Records about charts and figures:

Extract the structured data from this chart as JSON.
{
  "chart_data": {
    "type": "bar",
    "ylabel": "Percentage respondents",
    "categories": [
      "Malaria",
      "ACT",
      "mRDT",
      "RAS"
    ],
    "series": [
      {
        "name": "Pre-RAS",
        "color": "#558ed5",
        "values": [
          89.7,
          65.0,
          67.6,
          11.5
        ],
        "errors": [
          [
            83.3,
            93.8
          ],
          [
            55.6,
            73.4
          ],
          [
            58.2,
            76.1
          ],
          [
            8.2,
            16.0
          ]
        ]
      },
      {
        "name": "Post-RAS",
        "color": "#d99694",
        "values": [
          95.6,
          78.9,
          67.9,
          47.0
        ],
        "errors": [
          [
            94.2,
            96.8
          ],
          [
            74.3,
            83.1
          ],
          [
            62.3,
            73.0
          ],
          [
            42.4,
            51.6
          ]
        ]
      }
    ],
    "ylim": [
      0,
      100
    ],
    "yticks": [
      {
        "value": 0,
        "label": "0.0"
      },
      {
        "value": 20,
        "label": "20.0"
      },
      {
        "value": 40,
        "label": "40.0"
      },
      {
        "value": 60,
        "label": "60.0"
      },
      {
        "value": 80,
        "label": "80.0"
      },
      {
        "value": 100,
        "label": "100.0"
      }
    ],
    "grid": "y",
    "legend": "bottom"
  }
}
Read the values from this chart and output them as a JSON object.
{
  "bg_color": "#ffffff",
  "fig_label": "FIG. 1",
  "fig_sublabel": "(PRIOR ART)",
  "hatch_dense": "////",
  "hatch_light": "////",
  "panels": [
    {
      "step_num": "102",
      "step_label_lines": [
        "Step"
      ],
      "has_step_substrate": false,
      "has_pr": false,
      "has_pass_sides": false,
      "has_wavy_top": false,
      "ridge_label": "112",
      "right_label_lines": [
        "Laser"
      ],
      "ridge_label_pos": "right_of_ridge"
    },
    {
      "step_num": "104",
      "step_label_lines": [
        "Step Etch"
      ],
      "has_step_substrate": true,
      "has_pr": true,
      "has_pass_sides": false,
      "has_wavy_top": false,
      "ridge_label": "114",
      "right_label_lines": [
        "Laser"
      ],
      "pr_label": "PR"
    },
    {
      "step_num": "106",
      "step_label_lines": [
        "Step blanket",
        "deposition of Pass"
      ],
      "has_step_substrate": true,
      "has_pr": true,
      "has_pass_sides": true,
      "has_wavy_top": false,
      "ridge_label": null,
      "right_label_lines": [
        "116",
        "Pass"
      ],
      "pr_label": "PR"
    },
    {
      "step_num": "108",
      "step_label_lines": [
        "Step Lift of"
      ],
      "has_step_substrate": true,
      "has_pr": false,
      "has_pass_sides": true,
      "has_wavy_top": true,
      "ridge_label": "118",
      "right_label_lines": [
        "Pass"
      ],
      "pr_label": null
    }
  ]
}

• GIVEN INSTRUCTION
Give the material above again, word for word.

• COMPLETED TASK
Extract the structured data from this chart as JSON.
{
  "chart_data": {
    "type": "bar",
    "ylabel": "Percentage respondents",
    "categories": [
      "Malaria",
      "ACT",
      "mRDT",
      "RAS"
    ],
    "series": [
      {
        "name": "Pre-RAS",
        "color": "#558ed5",
        "values": [
          89.7,
          65.0,
          67.6,
          11.5
        ],
        "errors": [
          [
            83.3,
            93.8
          ],
          [
            55.6,
            73.4
          ],
          [
            58.2,
            76.1
          ],
          [
            8.2,
            16.0
          ]
        ]
      },
      {
        "name": "Post-RAS",
        "color": "#d99694",
        "values": [
          95.6,
          78.9,
          67.9,
          47.0
        ],
        "errors": [
          [
            94.2,
            96.8
          ],
          [
            74.3,
            83.1
          ],
          [
            62.3,
            73.0
          ],
          [
            42.4,
            51.6
          ]
        ]
      }
    ],
    "ylim": [
      0,
      100
    ],
    "yticks": [
      {
        "value": 0,
        "label": "0.0"
      },
      {
        "value": 20,
        "label": "20.0"
      },
      {
        "value": 40,
        "label": "40.0"
      },
      {
        "value": 60,
        "label": "60.0"
      },
      {
        "value": 80,
        "label": "80.0"
      },
      {
        "value": 100,
        "label": "100.0"
      }
    ],
    "grid": "y",
    "legend": "bottom"
  }
}
Read the values from this chart and output them as a JSON object.
{
  "bg_color": "#ffffff",
  "fig_label": "FIG. 1",
  "fig_sublabel": "(PRIOR ART)",
  "hatch_dense": "////",
  "hatch_light": "////",
  "panels": [
    {
      "step_num": "102",
      "step_label_lines": [
        "Step"
      ],
      "has_step_substrate": false,
      "has_pr": false,
      "has_pass_sides": false,
      "has_wavy_top": false,
      "ridge_label": "112",
      "right_label_lines": [
        "Laser"
      ],
      "ridge_label_pos": "right_of_ridge"
    },
    {
      "step_num": "104",
      "step_label_lines": [
        "Step Etch"
      ],
      "has_step_substrate": true,
      "has_pr": true,
      "has_pass_sides": false,
      "has_wavy_top": false,
      "ridge_label": "114",
      "right_label_lines": [
        "Laser"
      ],
      "pr_label": "PR"
    },
    {
      "step_num": "106",
      "step_label_lines": [
        "Step blanket",
        "deposition of Pass"
      ],
      "has_step_substrate": true,
      "has_pr": true,
      "has_pass_sides": true,
      "has_wavy_top": false,
      "ridge_label": null,
      "right_label_lines": [
        "116",
        "Pass"
      ],
      "pr_label": "PR"
    },
    {
      "step_num": "108",
      "step_label_lines": [
        "Step Lift of"
      ],
      "has_step_substrate": true,
      "has_pr": false,
      "has_pass_sides": true,
      "has_wavy_top": true,
      "ridge_label": "118",
      "right_label_lines": [
        "Pass"
      ],
      "pr_label": null
    }
  ]
}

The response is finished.